— begin THE RECORDS —

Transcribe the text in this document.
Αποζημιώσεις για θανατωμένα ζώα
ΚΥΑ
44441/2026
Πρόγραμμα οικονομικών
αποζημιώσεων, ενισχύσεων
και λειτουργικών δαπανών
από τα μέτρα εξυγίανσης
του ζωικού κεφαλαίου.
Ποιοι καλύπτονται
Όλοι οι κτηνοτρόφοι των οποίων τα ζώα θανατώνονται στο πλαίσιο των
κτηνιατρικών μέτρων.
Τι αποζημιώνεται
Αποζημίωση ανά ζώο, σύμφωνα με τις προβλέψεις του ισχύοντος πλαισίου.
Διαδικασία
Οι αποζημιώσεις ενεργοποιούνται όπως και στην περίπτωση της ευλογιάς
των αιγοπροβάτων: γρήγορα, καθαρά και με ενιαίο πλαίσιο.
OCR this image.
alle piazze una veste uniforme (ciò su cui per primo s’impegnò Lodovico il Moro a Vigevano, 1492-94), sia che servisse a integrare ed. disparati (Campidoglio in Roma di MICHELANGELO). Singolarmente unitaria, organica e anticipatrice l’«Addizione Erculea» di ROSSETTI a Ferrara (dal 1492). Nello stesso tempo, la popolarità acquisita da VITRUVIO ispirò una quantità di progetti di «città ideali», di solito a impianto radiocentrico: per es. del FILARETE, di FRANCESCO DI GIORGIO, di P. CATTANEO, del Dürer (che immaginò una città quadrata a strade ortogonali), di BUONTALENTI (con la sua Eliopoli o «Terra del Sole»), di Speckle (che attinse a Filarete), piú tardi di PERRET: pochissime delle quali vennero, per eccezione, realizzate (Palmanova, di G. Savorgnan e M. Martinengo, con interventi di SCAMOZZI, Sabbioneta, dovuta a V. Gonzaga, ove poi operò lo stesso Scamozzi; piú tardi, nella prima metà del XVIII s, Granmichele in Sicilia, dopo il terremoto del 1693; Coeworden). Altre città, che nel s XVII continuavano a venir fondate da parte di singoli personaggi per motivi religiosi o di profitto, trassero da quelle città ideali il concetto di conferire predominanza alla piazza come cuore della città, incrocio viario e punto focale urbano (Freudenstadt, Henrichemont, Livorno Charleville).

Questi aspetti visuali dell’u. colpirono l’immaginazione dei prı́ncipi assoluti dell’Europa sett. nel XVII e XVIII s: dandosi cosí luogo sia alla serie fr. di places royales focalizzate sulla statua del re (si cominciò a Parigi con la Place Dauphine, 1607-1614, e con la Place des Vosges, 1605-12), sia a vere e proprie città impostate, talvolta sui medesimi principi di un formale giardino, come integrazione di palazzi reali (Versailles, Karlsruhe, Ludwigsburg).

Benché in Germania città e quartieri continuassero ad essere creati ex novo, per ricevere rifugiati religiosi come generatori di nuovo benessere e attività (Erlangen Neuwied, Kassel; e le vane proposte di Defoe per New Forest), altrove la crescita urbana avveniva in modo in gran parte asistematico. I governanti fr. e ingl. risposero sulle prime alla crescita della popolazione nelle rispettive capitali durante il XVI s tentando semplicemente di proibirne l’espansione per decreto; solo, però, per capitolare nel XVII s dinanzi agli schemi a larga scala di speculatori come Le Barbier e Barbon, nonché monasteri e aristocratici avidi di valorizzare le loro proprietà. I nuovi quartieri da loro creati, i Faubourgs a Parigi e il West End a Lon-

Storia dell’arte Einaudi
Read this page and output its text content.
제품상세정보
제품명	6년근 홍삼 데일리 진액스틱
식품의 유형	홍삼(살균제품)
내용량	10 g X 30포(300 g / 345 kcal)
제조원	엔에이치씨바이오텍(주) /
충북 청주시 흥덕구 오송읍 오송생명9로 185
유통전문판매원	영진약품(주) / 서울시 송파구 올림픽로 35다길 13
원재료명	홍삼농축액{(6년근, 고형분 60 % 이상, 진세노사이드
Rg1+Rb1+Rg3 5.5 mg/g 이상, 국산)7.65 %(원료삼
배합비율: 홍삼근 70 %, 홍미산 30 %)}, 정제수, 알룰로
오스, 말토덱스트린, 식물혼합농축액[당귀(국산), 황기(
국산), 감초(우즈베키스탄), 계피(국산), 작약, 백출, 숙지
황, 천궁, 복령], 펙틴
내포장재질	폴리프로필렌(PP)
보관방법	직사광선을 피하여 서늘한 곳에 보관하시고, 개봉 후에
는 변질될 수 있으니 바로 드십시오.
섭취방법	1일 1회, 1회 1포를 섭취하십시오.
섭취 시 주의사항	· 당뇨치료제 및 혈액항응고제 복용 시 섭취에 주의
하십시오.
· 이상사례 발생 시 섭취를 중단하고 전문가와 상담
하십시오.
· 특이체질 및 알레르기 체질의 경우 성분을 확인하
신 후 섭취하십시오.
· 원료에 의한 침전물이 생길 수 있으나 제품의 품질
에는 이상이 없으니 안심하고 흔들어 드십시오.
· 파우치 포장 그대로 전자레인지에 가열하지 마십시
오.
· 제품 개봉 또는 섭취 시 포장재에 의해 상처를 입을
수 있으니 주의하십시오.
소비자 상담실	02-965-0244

— end THE RECORDS —

WRITTEN REQUEST - Where a line above contains the string "드십시오", copy that line.

EXERCISE ANSWER -
는 변질될 수 있으니 바로 드십시오.
에는 이상이 없으니 안심하고 흔들어 드십시오.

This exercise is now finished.